WRITTEN PROBLEM –
Render the lines from the start through the one containing "annotation-sicak: Sıcak İklim" as a numbered list, leaving out any blank lines.

######

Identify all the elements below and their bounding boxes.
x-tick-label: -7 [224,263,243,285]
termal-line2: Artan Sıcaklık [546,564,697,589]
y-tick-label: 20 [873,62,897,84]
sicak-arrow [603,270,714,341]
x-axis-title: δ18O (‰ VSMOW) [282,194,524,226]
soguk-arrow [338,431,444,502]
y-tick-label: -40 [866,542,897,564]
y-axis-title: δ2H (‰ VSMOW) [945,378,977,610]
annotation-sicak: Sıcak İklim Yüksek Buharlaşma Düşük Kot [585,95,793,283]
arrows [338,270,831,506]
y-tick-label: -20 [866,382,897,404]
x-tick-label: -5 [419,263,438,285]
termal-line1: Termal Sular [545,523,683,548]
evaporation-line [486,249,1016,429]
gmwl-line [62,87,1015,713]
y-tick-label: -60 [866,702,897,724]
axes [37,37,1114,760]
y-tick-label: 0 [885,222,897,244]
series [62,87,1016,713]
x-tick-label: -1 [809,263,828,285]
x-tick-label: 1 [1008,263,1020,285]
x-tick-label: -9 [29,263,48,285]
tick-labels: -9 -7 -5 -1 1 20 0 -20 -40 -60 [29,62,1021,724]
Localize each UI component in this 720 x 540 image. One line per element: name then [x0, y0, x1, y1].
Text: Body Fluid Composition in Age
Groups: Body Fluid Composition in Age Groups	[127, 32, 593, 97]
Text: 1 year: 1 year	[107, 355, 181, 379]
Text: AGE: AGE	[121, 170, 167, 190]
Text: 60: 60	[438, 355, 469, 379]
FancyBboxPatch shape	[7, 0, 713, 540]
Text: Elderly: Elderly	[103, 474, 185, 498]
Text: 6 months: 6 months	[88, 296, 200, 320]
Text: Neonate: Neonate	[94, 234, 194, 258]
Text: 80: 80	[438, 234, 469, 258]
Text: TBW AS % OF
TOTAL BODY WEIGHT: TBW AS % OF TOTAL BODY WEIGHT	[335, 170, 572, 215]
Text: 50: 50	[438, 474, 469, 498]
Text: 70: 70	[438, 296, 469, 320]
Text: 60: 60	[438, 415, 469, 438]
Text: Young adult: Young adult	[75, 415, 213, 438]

######

ANSWER TO THIS PROBLEM –
1. Identify all the elements below and their bounding boxes.
2. x-tick-label: -7 [224,263,243,285]
3. termal-line2: Artan Sıcaklık [546,564,697,589]
4. y-tick-label: 20 [873,62,897,84]
5. sicak-arrow [603,270,714,341]
6. x-axis-title: δ18O (‰ VSMOW) [282,194,524,226]
7. soguk-arrow [338,431,444,502]
8. y-tick-label: -40 [866,542,897,564]
9. y-axis-title: δ2H (‰ VSMOW) [945,378,977,610]
10. annotation-sicak: Sıcak İklim Yüksek Buharlaşma Düşük Kot [585,95,793,283]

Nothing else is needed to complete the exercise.